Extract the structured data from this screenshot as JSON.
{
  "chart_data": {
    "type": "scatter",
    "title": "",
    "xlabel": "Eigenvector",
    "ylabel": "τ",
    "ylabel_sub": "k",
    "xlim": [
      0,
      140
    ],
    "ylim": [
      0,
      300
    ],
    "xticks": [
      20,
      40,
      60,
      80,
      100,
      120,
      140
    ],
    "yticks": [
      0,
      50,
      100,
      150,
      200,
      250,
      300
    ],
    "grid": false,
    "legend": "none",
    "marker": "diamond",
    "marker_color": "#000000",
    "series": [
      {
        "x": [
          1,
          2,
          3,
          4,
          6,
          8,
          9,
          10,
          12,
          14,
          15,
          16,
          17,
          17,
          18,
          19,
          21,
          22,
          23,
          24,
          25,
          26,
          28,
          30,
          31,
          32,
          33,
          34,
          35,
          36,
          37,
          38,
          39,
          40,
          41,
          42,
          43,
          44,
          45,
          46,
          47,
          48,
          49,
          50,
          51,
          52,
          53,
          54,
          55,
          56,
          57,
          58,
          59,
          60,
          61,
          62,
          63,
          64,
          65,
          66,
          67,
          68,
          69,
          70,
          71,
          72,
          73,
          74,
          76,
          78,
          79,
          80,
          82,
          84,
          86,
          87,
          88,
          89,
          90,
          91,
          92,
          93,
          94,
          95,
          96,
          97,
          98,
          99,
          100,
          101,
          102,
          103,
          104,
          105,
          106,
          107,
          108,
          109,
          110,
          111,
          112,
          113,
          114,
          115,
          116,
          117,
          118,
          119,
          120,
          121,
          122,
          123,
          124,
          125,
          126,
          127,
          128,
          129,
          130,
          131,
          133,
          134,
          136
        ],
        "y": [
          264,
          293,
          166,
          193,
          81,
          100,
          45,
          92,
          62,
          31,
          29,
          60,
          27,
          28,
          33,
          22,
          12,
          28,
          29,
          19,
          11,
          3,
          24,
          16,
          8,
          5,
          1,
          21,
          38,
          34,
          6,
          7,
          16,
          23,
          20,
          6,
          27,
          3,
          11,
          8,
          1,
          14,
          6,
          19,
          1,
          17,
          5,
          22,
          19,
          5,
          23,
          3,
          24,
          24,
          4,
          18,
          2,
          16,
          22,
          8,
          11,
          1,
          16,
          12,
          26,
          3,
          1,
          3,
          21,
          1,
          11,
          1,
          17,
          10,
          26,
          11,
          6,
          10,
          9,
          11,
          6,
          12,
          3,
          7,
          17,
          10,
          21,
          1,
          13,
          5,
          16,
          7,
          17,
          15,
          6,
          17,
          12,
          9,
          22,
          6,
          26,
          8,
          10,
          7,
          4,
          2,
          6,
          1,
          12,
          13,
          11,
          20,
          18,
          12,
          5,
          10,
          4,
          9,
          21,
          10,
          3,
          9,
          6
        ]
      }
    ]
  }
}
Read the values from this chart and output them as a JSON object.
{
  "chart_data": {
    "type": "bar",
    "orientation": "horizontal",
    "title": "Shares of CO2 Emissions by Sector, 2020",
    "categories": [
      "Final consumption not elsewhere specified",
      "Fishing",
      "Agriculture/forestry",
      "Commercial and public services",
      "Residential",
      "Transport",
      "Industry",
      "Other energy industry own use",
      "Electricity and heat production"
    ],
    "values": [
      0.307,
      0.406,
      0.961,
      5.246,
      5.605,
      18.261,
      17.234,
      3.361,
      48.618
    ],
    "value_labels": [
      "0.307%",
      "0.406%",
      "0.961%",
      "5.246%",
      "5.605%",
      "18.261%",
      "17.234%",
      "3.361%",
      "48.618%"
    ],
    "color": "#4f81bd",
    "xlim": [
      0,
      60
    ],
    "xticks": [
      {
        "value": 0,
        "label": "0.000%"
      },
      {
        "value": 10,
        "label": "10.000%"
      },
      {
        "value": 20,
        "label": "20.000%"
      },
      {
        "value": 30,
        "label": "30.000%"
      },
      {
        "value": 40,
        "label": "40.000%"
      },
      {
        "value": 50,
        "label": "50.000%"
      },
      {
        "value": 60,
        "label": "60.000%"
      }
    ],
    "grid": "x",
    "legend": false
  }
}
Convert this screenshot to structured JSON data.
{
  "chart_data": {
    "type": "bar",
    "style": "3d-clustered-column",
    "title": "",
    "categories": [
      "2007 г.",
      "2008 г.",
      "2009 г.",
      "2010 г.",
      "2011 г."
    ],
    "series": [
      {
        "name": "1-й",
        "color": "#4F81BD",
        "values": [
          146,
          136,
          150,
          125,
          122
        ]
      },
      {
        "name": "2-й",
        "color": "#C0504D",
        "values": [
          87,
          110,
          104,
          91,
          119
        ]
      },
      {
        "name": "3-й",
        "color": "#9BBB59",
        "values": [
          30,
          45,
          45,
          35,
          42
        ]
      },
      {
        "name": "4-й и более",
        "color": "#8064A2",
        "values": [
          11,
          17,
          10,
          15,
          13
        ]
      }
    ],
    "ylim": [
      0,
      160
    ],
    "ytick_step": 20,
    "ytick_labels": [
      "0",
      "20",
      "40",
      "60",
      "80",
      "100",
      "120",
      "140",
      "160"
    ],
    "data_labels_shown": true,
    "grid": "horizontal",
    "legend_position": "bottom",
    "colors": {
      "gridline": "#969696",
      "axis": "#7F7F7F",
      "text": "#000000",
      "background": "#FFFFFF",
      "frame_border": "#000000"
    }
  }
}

_STATED PROBLEM_
Look through the data and show every line containing "name".

_RESPONSE TO THIS TASK_
        "name": "1-й",
        "name": "2-й",
        "name": "3-й",
        "name": "4-й и более",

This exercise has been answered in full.